▶ Source extract

The Agency contends that the Arbitrator misapplied the Authority's decision in BOP, Marianna. In this regard, the Agency asserts that the Authority's decision in BOP, Marianna addressed the right to assign employees, but not the rights to assign work or determine internal security practices at issue in the present case.

Finally, the Agency argues that the award fails to draw its essence from the parties' agreement. In this regard, the Agency argues that the Arbitrator's remedy is contrary to the Agency's rights to assign work and determine its internal security practices, which are reiterated in the parties' agreement.

B. Union's Opposition

The Union contends that the Agency's exceptions should be dismissed because they were not timely filed under 5 C.F.R. §§ 2425.1(b). The Union also claims that the Agency did not argue before the Arbitrator that the limitation on the Agency's authority to vacate posts sought by the Union was contrary to the Agency's right to determine internal security practices. As a result, the Union argues, the Authority should not consider that issue.

The Union contends that the Agency's rights under §§ 7106 of the Statute are subject to the appropriate arrangements and provisions that were negotiated into the parties' [agreement]. Opposition at 3. In this regard, the Union argues that Article 27, Section a of the parties' agreement, as interpreted and applied by the Arbitrator, protects employees from the adverse effects of the Agency's exercise of its rights and does not require the Agency to hire additional staff or fill vacant positions, limit the Agency's ability to determine the skills or qualifications its employees will need to perform their duties, or outright prohibit the Agency from vacating any post. The Union also asserts that the Arbitrator's award draws its essence from the parties' agreement.

IV. Preliminary Issues

A. The Agency's Exceptions Were Timely Filed.

▶ Your goal
In the arbitration excerpt, which provision of the parties' agreement does the Union say protects employees from the adverse effects of the Agency's exercise of its rights?

▶ Recorded data
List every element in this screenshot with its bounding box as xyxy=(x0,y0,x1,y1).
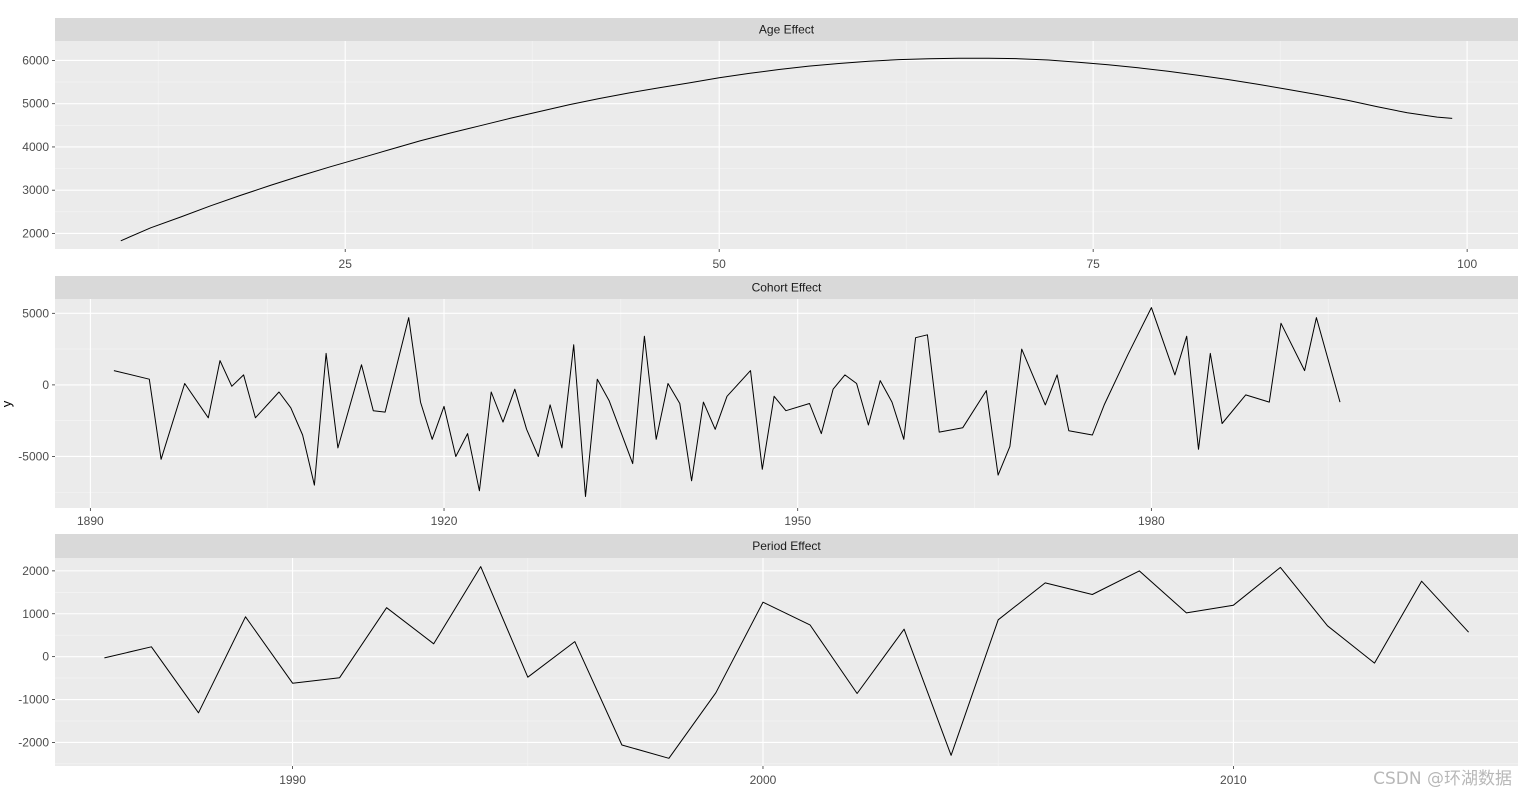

▶ Task result
Article 27, Section a of the parties' agreement.